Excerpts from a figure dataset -
• • •
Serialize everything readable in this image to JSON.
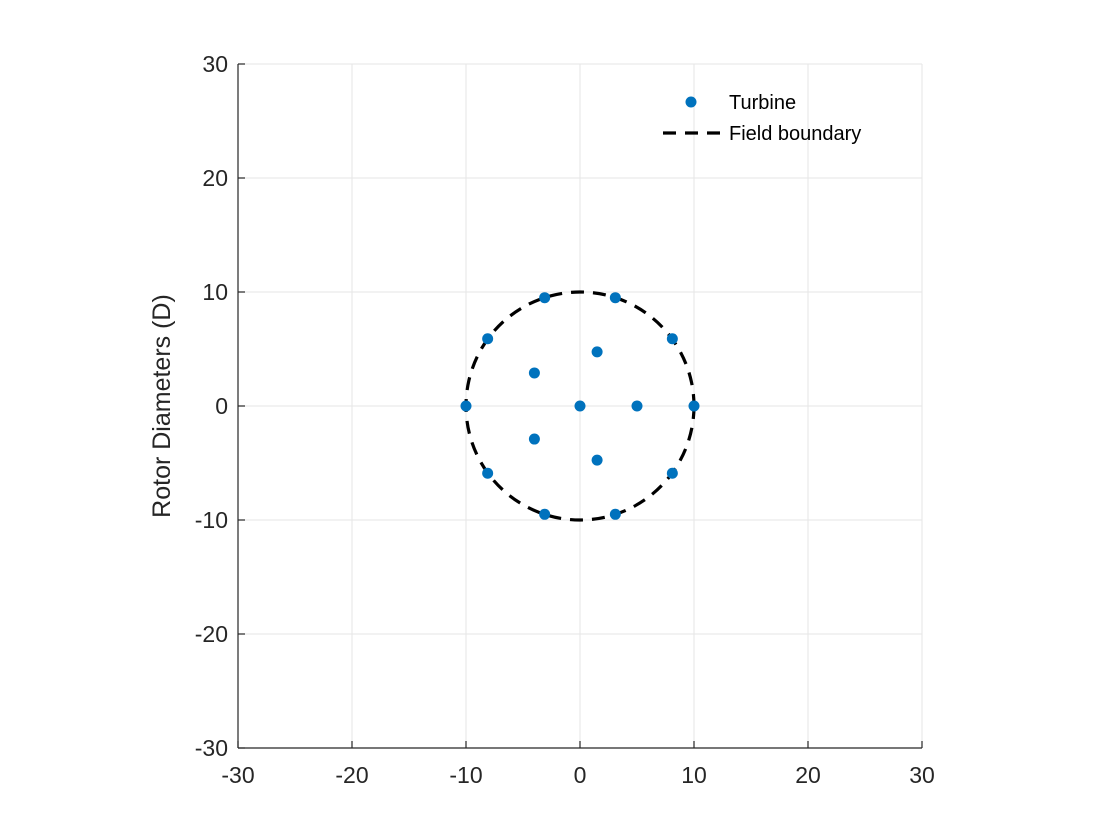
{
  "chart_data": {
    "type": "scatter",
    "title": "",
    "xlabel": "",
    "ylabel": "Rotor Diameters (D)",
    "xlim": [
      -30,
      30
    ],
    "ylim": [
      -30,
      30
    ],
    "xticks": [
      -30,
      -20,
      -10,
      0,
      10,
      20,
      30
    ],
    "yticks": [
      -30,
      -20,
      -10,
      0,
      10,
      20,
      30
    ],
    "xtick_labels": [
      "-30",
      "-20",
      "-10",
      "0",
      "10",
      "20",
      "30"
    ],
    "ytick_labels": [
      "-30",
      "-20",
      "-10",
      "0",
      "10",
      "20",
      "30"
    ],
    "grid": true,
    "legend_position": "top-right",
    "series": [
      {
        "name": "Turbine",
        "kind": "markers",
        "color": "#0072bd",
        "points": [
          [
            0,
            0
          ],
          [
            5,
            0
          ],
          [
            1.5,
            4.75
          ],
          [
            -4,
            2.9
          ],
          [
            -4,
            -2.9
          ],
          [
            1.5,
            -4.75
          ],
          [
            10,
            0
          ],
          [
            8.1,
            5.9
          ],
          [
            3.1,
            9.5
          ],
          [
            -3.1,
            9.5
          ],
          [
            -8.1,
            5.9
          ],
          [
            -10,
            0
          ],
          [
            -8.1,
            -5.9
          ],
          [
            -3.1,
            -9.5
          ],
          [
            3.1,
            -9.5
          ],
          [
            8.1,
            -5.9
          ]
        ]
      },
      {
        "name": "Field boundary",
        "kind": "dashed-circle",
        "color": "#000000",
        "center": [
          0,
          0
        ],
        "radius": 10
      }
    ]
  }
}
• • •
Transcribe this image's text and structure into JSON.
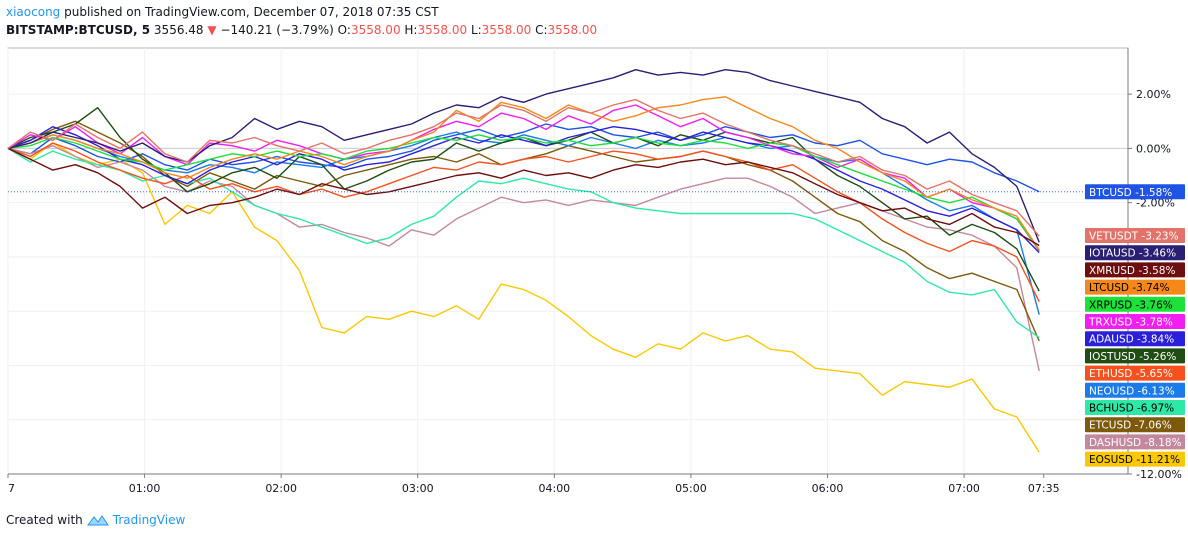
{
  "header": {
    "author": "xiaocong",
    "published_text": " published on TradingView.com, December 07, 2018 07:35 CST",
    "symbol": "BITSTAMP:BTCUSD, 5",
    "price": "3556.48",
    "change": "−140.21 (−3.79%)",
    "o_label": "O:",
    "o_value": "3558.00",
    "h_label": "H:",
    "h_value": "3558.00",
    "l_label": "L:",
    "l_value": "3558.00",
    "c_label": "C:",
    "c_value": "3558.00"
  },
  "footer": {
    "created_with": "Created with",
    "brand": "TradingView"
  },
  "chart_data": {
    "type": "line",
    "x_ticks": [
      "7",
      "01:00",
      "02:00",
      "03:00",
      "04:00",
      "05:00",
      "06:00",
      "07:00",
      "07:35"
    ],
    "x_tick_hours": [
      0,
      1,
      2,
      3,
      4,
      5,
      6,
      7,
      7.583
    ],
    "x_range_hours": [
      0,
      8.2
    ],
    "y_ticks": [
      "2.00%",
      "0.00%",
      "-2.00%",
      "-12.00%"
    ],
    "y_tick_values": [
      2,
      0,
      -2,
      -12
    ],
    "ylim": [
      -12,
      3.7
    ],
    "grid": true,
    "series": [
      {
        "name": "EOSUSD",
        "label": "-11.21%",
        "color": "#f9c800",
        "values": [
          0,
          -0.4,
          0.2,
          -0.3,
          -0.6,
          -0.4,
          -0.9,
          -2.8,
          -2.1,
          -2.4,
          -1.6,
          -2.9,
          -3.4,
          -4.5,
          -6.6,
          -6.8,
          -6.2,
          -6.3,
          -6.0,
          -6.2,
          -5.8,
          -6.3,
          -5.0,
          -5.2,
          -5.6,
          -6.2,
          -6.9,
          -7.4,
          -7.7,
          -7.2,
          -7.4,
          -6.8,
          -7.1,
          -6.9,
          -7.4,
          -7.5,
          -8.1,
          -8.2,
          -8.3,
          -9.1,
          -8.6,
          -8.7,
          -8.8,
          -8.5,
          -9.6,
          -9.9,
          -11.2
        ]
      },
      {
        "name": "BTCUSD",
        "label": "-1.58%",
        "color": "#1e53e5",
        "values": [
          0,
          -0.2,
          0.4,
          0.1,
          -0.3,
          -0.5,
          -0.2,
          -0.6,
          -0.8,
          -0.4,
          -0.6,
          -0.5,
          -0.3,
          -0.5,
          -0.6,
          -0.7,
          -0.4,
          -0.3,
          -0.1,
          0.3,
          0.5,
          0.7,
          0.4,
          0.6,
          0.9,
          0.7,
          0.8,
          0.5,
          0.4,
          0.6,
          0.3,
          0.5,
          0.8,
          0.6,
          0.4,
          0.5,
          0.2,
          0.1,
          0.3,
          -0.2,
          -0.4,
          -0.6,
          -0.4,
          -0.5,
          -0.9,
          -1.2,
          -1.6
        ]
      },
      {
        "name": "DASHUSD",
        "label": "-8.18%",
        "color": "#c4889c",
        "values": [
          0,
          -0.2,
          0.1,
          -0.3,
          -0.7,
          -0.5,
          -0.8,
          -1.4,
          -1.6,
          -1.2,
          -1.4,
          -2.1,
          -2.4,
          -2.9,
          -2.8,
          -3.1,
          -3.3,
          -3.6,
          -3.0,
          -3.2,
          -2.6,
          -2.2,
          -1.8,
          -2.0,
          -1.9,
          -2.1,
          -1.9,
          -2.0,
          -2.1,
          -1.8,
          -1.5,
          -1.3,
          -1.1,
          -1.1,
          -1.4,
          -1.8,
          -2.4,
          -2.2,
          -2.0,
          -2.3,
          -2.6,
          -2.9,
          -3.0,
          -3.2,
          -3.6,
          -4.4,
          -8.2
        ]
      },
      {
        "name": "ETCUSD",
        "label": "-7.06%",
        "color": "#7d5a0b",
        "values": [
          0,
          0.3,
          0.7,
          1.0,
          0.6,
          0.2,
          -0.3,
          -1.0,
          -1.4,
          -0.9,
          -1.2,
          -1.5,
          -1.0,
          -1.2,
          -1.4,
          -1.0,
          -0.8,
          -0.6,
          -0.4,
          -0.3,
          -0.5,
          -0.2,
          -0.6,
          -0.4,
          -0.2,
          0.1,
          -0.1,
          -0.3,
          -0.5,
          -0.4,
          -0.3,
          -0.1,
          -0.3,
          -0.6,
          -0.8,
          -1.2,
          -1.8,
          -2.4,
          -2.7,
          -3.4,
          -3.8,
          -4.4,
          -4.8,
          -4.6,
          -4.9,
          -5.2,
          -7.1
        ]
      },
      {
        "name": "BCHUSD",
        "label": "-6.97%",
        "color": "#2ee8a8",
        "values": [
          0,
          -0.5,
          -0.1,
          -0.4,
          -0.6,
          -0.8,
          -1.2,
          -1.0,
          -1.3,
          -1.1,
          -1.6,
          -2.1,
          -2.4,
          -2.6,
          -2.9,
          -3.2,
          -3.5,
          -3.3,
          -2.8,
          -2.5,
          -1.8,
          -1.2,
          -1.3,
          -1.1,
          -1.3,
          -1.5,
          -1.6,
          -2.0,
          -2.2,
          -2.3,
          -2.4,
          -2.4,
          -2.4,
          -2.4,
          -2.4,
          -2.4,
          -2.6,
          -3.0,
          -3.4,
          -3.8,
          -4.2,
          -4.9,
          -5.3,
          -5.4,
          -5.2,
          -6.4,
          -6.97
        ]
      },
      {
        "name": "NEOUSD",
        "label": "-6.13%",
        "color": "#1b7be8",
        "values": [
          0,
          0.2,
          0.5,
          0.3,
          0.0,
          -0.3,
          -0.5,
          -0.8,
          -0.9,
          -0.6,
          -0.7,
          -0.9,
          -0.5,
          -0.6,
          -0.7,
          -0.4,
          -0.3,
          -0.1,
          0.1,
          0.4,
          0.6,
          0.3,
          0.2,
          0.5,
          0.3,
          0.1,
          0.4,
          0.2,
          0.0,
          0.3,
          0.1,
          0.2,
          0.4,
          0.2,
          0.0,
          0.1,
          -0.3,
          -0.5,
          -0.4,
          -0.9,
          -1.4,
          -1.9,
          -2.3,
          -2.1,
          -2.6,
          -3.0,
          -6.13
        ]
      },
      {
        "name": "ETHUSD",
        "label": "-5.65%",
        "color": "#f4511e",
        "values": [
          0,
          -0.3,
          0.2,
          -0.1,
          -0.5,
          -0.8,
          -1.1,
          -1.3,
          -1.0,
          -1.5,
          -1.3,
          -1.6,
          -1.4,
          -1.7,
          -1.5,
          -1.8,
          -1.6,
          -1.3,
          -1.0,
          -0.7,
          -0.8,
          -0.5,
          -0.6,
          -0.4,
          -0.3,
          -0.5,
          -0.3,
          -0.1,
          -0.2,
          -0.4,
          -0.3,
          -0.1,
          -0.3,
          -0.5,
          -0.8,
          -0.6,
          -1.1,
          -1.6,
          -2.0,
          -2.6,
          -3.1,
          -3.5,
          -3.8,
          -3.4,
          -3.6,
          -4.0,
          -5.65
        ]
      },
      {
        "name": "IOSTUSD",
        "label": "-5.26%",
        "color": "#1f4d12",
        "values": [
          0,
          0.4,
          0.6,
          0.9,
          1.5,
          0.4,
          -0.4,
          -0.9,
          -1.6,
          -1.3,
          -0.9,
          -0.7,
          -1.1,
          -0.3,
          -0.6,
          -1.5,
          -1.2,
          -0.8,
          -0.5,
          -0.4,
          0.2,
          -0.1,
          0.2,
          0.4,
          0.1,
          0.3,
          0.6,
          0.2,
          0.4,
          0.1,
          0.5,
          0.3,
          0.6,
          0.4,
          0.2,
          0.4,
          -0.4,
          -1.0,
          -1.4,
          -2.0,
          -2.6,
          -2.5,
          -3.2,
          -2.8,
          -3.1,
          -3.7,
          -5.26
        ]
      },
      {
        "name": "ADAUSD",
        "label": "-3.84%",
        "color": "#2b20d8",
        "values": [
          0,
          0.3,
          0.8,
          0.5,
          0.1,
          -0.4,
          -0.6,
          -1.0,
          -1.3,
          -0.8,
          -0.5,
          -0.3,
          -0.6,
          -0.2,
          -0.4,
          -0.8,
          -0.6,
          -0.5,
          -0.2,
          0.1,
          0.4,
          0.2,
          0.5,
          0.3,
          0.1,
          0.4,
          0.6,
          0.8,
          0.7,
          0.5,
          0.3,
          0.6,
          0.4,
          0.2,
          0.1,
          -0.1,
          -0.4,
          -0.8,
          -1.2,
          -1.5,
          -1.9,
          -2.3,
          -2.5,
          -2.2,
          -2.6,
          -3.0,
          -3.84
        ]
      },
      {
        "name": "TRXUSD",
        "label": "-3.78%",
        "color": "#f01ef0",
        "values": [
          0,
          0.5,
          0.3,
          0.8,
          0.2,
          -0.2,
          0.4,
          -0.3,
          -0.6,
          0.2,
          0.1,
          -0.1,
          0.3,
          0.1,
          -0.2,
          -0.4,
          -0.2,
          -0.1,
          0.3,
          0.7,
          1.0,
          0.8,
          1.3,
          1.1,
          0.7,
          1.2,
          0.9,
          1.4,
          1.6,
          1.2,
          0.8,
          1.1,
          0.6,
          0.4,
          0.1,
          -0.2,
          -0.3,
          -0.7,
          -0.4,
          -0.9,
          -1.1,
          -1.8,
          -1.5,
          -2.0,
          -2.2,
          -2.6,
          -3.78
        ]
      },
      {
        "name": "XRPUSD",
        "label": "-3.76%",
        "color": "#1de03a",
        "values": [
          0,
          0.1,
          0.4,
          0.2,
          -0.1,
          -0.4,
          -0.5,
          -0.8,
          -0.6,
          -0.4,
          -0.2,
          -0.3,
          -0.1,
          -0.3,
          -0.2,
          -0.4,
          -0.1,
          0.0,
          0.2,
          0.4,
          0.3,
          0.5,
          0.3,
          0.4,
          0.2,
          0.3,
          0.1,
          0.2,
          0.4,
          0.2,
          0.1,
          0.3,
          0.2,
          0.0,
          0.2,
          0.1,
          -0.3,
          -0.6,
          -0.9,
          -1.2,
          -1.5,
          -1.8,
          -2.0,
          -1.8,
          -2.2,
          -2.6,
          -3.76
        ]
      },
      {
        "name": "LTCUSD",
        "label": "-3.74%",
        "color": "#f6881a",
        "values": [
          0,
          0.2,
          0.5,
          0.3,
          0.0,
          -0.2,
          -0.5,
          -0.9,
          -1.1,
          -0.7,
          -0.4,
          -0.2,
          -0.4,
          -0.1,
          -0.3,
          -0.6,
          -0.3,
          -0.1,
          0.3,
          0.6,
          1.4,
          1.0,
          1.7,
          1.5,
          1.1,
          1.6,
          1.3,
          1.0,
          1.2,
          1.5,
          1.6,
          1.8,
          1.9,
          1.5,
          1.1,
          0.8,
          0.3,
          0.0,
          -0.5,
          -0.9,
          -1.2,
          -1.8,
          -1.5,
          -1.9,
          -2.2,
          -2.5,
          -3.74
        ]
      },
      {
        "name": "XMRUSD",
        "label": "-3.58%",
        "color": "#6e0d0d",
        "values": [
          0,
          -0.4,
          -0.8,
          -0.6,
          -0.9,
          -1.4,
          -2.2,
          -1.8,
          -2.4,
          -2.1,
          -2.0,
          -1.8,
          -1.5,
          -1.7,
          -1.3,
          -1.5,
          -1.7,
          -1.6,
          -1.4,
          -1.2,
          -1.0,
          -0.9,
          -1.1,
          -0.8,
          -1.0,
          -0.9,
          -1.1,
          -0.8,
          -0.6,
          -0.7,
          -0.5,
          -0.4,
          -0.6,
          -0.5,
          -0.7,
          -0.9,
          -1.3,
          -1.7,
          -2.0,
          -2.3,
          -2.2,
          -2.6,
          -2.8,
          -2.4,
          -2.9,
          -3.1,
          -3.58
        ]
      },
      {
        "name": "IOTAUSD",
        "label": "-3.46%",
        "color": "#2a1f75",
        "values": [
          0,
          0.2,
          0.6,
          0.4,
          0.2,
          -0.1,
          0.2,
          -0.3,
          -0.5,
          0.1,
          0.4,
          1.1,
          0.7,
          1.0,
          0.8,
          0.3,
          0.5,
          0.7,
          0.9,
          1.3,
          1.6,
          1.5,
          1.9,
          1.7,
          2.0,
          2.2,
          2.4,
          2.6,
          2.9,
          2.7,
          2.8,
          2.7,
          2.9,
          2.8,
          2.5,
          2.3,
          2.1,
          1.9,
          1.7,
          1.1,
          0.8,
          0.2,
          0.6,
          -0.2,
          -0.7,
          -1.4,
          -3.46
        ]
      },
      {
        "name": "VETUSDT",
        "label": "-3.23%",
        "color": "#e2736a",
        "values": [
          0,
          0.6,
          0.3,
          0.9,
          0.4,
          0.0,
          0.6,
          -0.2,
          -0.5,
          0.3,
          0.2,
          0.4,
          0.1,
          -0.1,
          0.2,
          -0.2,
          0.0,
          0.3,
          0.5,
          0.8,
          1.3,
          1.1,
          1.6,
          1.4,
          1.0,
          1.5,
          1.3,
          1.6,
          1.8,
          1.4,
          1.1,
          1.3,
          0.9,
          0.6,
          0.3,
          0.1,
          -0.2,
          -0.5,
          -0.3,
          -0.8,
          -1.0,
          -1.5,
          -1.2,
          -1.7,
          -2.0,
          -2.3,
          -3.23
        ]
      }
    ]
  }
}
• • •
SET EXERCISE - Search the data for the word "TradingView" and copy each line where it appears.

TASK ANSWER -
    "published_text": " published on TradingView.com, December 07, 2018 07:35 CST",
    "brand": "TradingView"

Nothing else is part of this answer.